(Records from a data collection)

:::::

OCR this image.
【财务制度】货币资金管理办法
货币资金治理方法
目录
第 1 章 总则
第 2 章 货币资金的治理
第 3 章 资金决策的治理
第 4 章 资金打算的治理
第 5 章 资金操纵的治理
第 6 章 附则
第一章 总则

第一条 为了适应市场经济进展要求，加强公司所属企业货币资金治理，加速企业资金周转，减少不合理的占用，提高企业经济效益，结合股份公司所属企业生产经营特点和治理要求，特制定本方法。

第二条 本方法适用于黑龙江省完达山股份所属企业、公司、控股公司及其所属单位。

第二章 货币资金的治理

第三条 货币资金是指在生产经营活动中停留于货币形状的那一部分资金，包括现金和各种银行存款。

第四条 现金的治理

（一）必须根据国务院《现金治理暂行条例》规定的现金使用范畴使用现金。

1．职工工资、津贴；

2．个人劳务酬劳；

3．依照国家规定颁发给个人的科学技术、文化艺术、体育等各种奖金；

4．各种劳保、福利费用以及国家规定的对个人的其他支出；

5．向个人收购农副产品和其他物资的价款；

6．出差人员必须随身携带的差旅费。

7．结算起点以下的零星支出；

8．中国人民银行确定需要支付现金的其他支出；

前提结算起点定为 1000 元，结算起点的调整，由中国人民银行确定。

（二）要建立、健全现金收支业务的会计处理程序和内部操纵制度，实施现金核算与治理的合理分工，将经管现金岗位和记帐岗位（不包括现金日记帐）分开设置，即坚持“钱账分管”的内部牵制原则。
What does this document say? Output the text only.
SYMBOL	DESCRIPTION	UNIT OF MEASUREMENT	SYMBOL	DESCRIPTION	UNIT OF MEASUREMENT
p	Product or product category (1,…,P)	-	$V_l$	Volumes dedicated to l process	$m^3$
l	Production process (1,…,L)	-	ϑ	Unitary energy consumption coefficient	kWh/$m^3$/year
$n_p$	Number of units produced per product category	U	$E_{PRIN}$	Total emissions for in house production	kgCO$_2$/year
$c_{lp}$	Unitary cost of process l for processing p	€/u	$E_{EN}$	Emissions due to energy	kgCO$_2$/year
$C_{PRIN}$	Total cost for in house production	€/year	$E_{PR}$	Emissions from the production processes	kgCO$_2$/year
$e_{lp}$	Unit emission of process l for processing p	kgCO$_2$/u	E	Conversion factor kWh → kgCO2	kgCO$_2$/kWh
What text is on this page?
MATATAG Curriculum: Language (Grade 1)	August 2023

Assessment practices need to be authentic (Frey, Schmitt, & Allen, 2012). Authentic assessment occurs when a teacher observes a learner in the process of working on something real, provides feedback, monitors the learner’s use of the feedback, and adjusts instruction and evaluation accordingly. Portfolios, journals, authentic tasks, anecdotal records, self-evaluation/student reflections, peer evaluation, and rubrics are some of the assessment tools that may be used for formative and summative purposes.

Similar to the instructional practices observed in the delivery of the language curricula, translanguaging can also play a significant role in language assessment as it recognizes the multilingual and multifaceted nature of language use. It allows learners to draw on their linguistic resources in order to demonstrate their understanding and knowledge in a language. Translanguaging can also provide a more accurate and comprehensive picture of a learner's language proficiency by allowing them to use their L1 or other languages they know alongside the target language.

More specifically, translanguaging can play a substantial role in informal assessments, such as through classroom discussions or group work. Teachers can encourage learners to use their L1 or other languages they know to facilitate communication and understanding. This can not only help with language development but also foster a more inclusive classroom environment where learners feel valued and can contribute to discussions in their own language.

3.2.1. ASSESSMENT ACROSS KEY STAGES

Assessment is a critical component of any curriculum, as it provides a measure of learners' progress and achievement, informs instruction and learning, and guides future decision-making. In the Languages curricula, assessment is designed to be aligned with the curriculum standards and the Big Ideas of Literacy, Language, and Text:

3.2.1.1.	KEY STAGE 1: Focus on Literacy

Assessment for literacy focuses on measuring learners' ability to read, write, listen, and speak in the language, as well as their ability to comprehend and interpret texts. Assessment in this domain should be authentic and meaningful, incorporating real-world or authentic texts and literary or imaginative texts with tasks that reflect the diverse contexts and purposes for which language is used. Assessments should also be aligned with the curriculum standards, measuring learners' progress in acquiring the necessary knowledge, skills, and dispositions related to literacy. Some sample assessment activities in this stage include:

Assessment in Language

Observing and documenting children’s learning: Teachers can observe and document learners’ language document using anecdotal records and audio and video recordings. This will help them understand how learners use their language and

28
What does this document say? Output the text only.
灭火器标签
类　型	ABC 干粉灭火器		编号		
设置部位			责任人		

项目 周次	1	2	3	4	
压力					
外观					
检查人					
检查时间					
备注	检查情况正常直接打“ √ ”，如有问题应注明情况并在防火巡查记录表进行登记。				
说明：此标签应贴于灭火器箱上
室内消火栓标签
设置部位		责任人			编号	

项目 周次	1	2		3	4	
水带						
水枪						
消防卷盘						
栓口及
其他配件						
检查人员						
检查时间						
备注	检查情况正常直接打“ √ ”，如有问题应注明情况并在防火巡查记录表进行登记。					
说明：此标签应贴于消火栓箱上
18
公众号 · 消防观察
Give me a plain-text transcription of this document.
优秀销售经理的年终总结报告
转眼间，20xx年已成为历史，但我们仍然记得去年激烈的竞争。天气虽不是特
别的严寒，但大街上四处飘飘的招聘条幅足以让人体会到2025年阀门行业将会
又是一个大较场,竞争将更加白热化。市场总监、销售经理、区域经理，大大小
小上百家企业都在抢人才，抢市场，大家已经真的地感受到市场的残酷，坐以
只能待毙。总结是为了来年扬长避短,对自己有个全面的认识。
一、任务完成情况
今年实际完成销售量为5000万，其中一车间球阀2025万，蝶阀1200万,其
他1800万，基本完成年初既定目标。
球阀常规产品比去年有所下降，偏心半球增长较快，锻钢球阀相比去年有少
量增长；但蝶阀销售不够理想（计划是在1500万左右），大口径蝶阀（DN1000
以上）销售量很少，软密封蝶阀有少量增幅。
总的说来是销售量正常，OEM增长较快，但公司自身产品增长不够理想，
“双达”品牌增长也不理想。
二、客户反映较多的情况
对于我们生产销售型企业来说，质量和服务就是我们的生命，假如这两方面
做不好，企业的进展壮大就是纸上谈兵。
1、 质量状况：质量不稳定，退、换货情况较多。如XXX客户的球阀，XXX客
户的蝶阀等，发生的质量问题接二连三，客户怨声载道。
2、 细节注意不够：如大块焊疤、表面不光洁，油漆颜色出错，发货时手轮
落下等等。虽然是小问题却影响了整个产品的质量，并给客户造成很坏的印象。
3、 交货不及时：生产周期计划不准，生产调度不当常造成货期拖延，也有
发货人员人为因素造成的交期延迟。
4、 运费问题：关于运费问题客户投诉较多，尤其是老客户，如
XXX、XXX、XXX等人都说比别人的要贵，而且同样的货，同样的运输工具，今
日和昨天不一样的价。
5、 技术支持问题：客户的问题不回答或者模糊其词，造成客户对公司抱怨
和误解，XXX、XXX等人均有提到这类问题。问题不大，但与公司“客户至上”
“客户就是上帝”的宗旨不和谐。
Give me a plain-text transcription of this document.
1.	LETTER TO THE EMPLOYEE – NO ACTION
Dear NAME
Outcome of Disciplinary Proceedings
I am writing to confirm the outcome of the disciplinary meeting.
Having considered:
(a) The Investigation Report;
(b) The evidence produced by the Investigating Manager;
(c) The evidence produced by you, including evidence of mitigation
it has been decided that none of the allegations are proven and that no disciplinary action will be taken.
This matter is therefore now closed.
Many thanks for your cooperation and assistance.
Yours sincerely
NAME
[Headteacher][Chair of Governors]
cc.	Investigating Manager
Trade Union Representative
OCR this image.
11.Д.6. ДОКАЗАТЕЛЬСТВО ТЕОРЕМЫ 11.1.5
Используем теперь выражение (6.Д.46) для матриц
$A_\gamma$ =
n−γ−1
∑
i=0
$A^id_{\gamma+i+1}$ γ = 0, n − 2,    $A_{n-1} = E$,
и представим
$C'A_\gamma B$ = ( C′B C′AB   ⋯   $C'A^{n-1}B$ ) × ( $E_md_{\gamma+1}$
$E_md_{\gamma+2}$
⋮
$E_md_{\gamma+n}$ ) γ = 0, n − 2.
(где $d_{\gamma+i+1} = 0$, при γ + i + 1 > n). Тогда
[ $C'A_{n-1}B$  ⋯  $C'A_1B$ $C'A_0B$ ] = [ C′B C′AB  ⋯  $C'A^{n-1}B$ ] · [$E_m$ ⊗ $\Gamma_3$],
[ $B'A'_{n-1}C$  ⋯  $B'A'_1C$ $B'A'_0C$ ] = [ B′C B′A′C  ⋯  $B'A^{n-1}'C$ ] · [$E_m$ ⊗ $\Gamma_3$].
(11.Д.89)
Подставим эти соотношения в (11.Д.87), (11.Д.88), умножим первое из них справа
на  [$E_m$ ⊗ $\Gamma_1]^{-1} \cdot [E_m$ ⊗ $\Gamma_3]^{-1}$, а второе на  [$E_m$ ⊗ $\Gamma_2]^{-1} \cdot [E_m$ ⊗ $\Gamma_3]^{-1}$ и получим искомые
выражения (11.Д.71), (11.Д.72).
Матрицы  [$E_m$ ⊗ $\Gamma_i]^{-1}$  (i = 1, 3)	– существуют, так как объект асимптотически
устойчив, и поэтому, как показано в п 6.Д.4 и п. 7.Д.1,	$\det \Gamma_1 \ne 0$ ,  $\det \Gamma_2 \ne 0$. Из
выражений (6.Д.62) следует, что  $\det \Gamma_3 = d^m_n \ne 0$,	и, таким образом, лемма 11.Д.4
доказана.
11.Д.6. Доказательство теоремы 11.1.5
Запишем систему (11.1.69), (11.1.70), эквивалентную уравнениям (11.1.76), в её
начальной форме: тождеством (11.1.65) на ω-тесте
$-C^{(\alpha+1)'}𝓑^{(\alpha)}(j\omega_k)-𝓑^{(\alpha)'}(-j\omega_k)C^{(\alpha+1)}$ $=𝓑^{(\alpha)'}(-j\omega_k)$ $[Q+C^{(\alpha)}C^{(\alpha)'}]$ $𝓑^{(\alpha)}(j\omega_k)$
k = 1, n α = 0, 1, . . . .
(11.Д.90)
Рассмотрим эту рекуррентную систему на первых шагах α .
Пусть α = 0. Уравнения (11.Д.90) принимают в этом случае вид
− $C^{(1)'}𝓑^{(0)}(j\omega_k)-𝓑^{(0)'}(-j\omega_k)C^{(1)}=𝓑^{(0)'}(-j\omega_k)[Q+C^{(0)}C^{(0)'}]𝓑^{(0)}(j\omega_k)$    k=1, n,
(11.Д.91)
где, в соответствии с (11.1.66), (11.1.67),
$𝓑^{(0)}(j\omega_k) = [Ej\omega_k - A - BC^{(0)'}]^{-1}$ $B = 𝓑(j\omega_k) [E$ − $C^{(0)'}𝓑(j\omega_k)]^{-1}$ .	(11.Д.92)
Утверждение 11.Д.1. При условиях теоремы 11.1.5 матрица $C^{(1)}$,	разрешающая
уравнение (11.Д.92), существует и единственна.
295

:::::

> _Requirement_
Within the listing, how many lines hold the word "Unitary"? Only the number is to be given.

> _Result for this exercise_
2